:: WHAT THE TASK ASKS ::
Say how many lines hold the string "ASSIGN", and nothing more.

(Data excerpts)
───
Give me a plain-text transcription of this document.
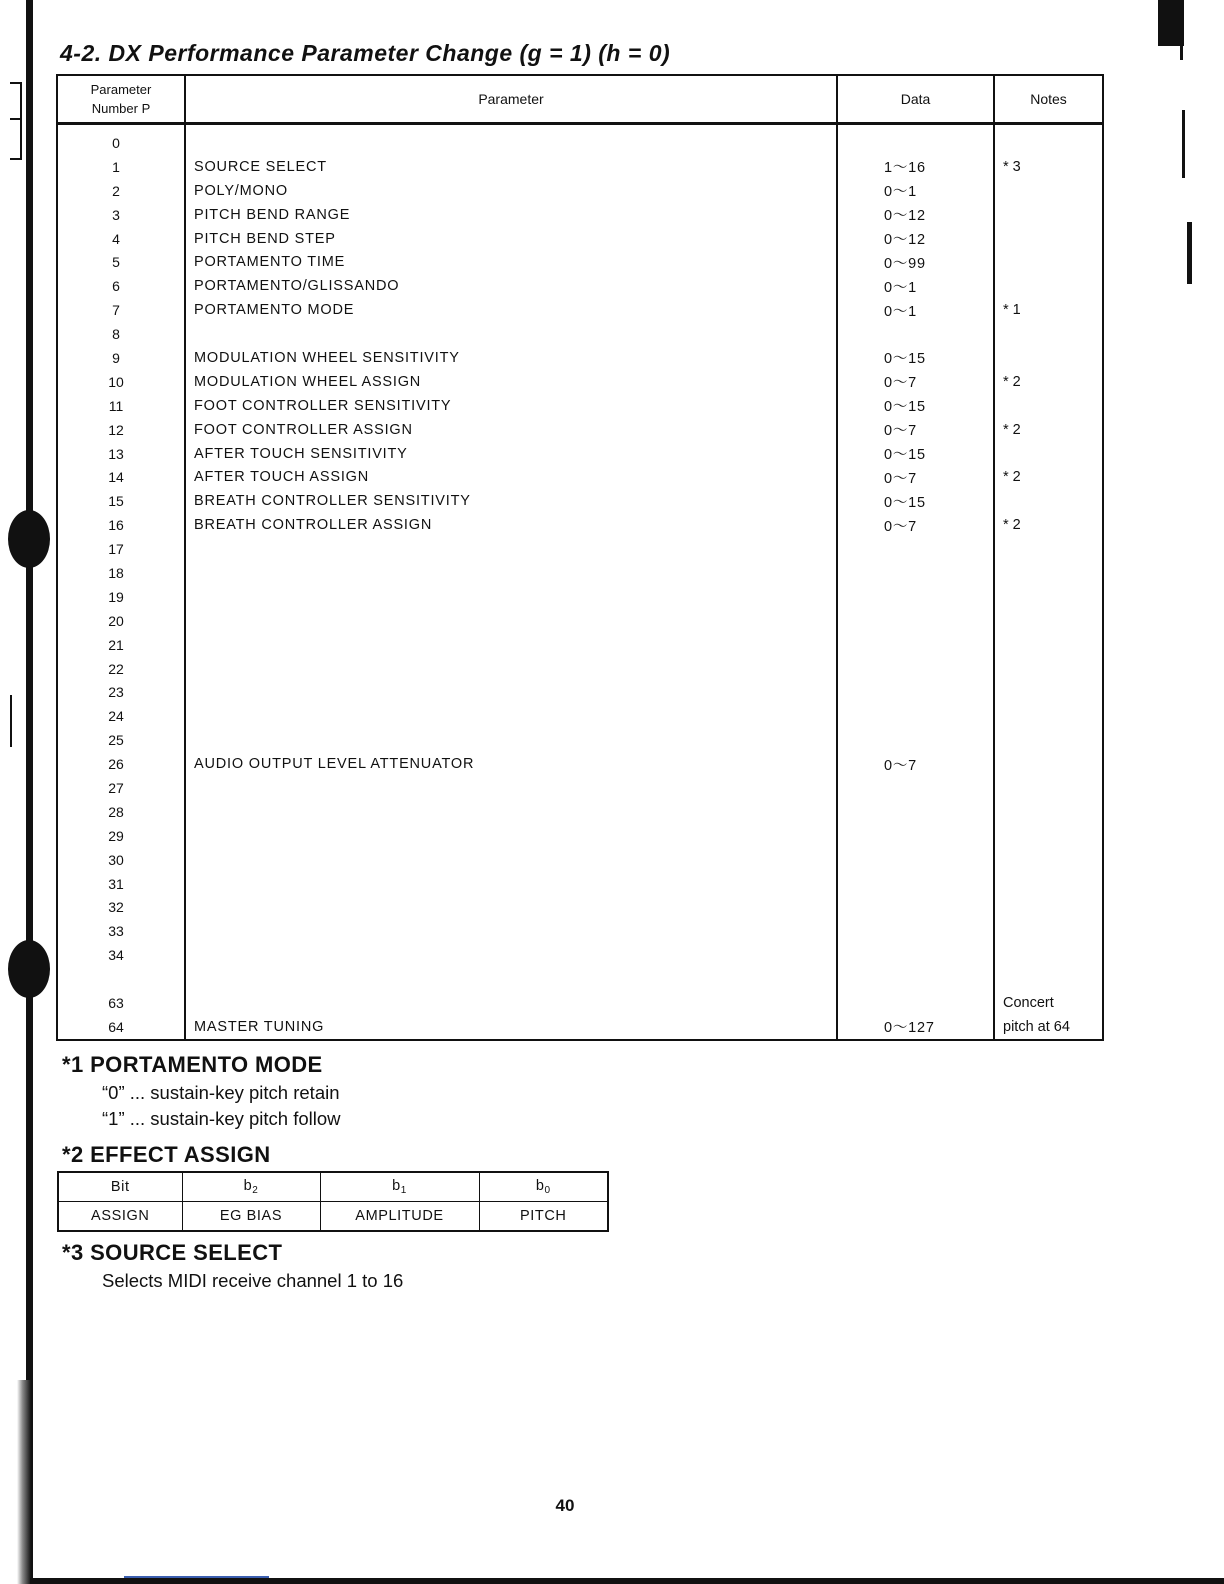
4-2. DX Performance Parameter Change (g = 1) (h = 0)
Parameter
Number P	Parameter	Data	Notes
0			
1	SOURCE SELECT	1～16	* 3
2	POLY/MONO	0～1	
3	PITCH BEND RANGE	0～12	
4	PITCH BEND STEP	0～12	
5	PORTAMENTO TIME	0～99	
6	PORTAMENTO/GLISSANDO	0～1	
7	PORTAMENTO MODE	0～1	* 1
8			
9	MODULATION WHEEL SENSITIVITY	0～15	
10	MODULATION WHEEL ASSIGN	0～7	* 2
11	FOOT CONTROLLER SENSITIVITY	0～15	
12	FOOT CONTROLLER ASSIGN	0～7	* 2
13	AFTER TOUCH SENSITIVITY	0～15	
14	AFTER TOUCH ASSIGN	0～7	* 2
15	BREATH CONTROLLER SENSITIVITY	0～15	
16	BREATH CONTROLLER ASSIGN	0～7	* 2
17			
18			
19			
20			
21			
22			
23			
24			
25			
26	AUDIO OUTPUT LEVEL ATTENUATOR	0～7	
27			
28			
29			
30			
31			
32			
33			
34			

63			Concert
64	MASTER TUNING	0～127	pitch at 64
*1 PORTAMENTO MODE

“0” ... sustain-key pitch retain

“1” ... sustain-key pitch follow

*2 EFFECT ASSIGN
Bit	$b_2$	$b_1$	$b_0$
ASSIGN	EG BIAS	AMPLITUDE	PITCH
*3 SOURCE SELECT

Selects MIDI receive channel 1 to 16

40
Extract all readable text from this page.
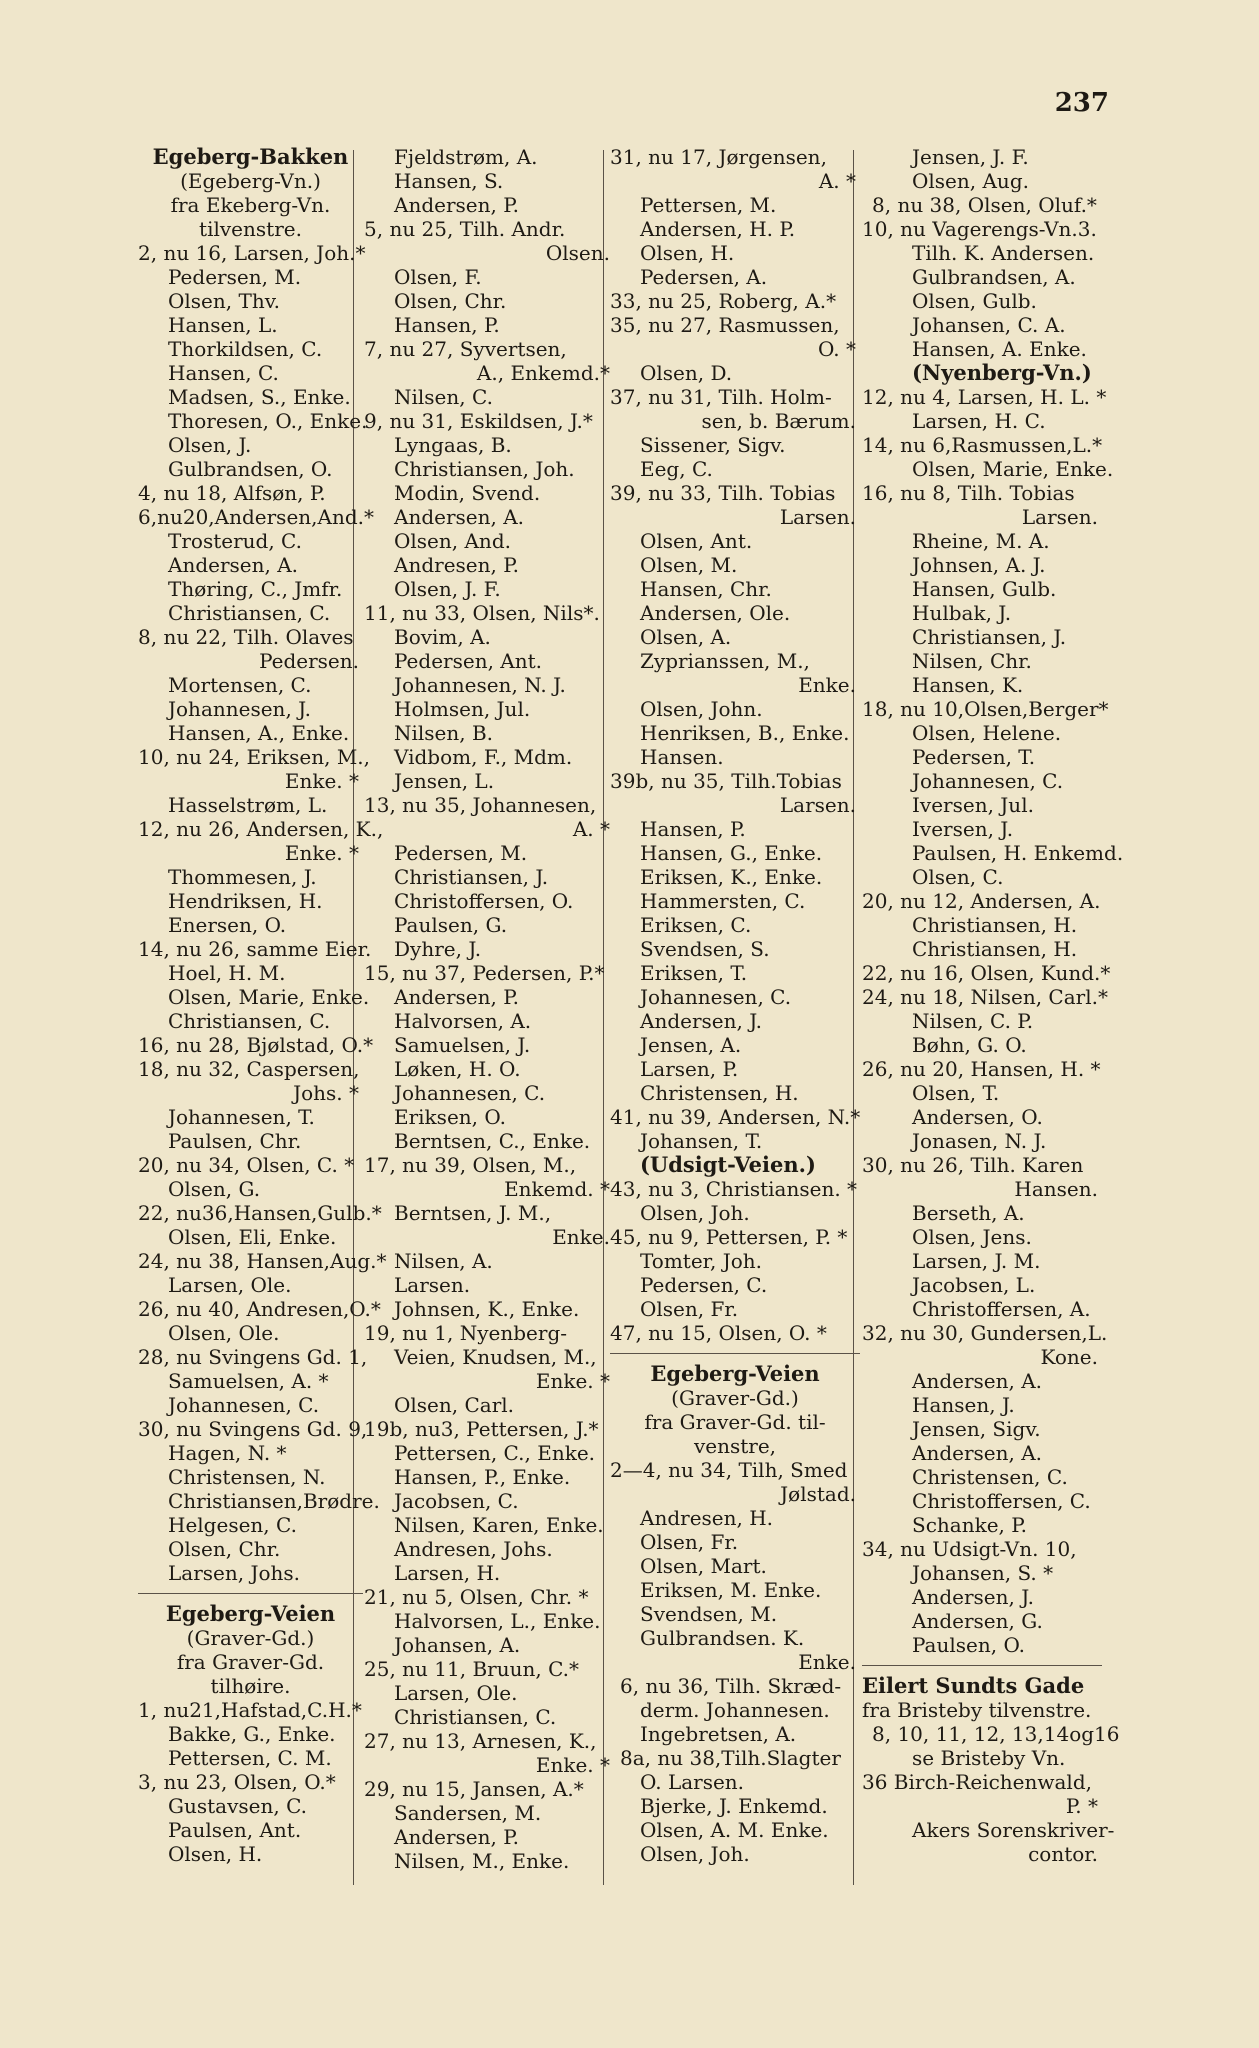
237
Egeberg-Bakken
(Egeberg-Vn.)
fra Ekeberg-Vn.
tilvenstre.
2, nu 16, Larsen, Joh.*
Pedersen, M.
Olsen, Thv.
Hansen, L.
Thorkildsen, C.
Hansen, C.
Madsen, S., Enke.
Thoresen, O., Enke.
Olsen, J.
Gulbrandsen, O.
4, nu 18, Alfsøn, P.
6,nu20,Andersen,And.*
Trosterud, C.
Andersen, A.
Thøring, C., Jmfr.
Christiansen, C.
8, nu 22, Tilh. Olaves
Pedersen.
Mortensen, C.
Johannesen, J.
Hansen, A., Enke.
10, nu 24, Eriksen, M.,
Enke. *
Hasselstrøm, L.
12, nu 26, Andersen, K.,
Enke. *
Thommesen, J.
Hendriksen, H.
Enersen, O.
14, nu 26, samme Eier.
Hoel, H. M.
Olsen, Marie, Enke.
Christiansen, C.
16, nu 28, Bjølstad, O.*
18, nu 32, Caspersen,
Johs. *
Johannesen, T.
Paulsen, Chr.
20, nu 34, Olsen, C. *
Olsen, G.
22, nu36,Hansen,Gulb.*
Olsen, Eli, Enke.
24, nu 38, Hansen,Aug.*
Larsen, Ole.
26, nu 40, Andresen,O.*
Olsen, Ole.
28, nu Svingens Gd. 1,
Samuelsen, A. *
Johannesen, C.
30, nu Svingens Gd. 9,
Hagen, N. *
Christensen, N.
Christiansen,Brødre.
Helgesen, C.
Olsen, Chr.
Larsen, Johs.
Egeberg-Veien
(Graver-Gd.)
fra Graver-Gd.
tilhøire.
1, nu21,Hafstad,C.H.*
Bakke, G., Enke.
Pettersen, C. M.
3, nu 23, Olsen, O.*
Gustavsen, C.
Paulsen, Ant.
Olsen, H.
Fjeldstrøm, A.
Hansen, S.
Andersen, P.
5, nu 25, Tilh. Andr.
Olsen.
Olsen, F.
Olsen, Chr.
Hansen, P.
7, nu 27, Syvertsen,
A., Enkemd.*
Nilsen, C.
9, nu 31, Eskildsen, J.*
Lyngaas, B.
Christiansen, Joh.
Modin, Svend.
Andersen, A.
Olsen, And.
Andresen, P.
Olsen, J. F.
11, nu 33, Olsen, Nils*.
Bovim, A.
Pedersen, Ant.
Johannesen, N. J.
Holmsen, Jul.
Nilsen, B.
Vidbom, F., Mdm.
Jensen, L.
13, nu 35, Johannesen,
A. *
Pedersen, M.
Christiansen, J.
Christoffersen, O.
Paulsen, G.
Dyhre, J.
15, nu 37, Pedersen, P.*
Andersen, P.
Halvorsen, A.
Samuelsen, J.
Løken, H. O.
Johannesen, C.
Eriksen, O.
Berntsen, C., Enke.
17, nu 39, Olsen, M.,
Enkemd. *
Berntsen, J. M.,
Enke.
Nilsen, A.
Larsen.
Johnsen, K., Enke.
19, nu 1, Nyenberg-
Veien, Knudsen, M.,
Enke. *
Olsen, Carl.
19b, nu3, Pettersen, J.*
Pettersen, C., Enke.
Hansen, P., Enke.
Jacobsen, C.
Nilsen, Karen, Enke.
Andresen, Johs.
Larsen, H.
21, nu 5, Olsen, Chr. *
Halvorsen, L., Enke.
Johansen, A.
25, nu 11, Bruun, C.*
Larsen, Ole.
Christiansen, C.
27, nu 13, Arnesen, K.,
Enke. *
29, nu 15, Jansen, A.*
Sandersen, M.
Andersen, P.
Nilsen, M., Enke.
31, nu 17, Jørgensen,
A. *
Pettersen, M.
Andersen, H. P.
Olsen, H.
Pedersen, A.
33, nu 25, Roberg, A.*
35, nu 27, Rasmussen,
O. *
Olsen, D.
37, nu 31, Tilh. Holm-
sen, b. Bærum.
Sissener, Sigv.
Eeg, C.
39, nu 33, Tilh. Tobias
Larsen.
Olsen, Ant.
Olsen, M.
Hansen, Chr.
Andersen, Ole.
Olsen, A.
Zyprianssen, M.,
Enke.
Olsen, John.
Henriksen, B., Enke.
Hansen.
39b, nu 35, Tilh.Tobias
Larsen.
Hansen, P.
Hansen, G., Enke.
Eriksen, K., Enke.
Hammersten, C.
Eriksen, C.
Svendsen, S.
Eriksen, T.
Johannesen, C.
Andersen, J.
Jensen, A.
Larsen, P.
Christensen, H.
41, nu 39, Andersen, N.*
Johansen, T.
(Udsigt-Veien.)
43, nu 3, Christiansen. *
Olsen, Joh.
45, nu 9, Pettersen, P. *
Tomter, Joh.
Pedersen, C.
Olsen, Fr.
47, nu 15, Olsen, O. *
Egeberg-Veien
(Graver-Gd.)
fra Graver-Gd. til-
venstre,
2—4, nu 34, Tilh, Smed
Jølstad.
Andresen, H.
Olsen, Fr.
Olsen, Mart.
Eriksen, M. Enke.
Svendsen, M.
Gulbrandsen. K.
Enke.
6, nu 36, Tilh. Skræd-
derm. Johannesen.
Ingebretsen, A.
8a, nu 38,Tilh.Slagter
O. Larsen.
Bjerke, J. Enkemd.
Olsen, A. M. Enke.
Olsen, Joh.
Jensen, J. F.
Olsen, Aug.
8, nu 38, Olsen, Oluf.*
10, nu Vagerengs-Vn.3.
Tilh. K. Andersen.
Gulbrandsen, A.
Olsen, Gulb.
Johansen, C. A.
Hansen, A. Enke.
(Nyenberg-Vn.)
12, nu 4, Larsen, H. L. *
Larsen, H. C.
14, nu 6,Rasmussen,L.*
Olsen, Marie, Enke.
16, nu 8, Tilh. Tobias
Larsen.
Rheine, M. A.
Johnsen, A. J.
Hansen, Gulb.
Hulbak, J.
Christiansen, J.
Nilsen, Chr.
Hansen, K.
18, nu 10,Olsen,Berger*
Olsen, Helene.
Pedersen, T.
Johannesen, C.
Iversen, Jul.
Iversen, J.
Paulsen, H. Enkemd.
Olsen, C.
20, nu 12, Andersen, A.
Christiansen, H.
Christiansen, H.
22, nu 16, Olsen, Kund.*
24, nu 18, Nilsen, Carl.*
Nilsen, C. P.
Bøhn, G. O.
26, nu 20, Hansen, H. *
Olsen, T.
Andersen, O.
Jonasen, N. J.
30, nu 26, Tilh. Karen
Hansen.
Berseth, A.
Olsen, Jens.
Larsen, J. M.
Jacobsen, L.
Christoffersen, A.
32, nu 30, Gundersen,L.
Kone.
Andersen, A.
Hansen, J.
Jensen, Sigv.
Andersen, A.
Christensen, C.
Christoffersen, C.
Schanke, P.
34, nu Udsigt-Vn. 10,
Johansen, S. *
Andersen, J.
Andersen, G.
Paulsen, O.
Eilert Sundts Gade
fra Bristeby tilvenstre.
8, 10, 11, 12, 13,14og16
se Bristeby Vn.
36 Birch-Reichenwald,
P. *
Akers Sorenskriver-
contor.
───
:: WRITTEN RESPONSE ::
6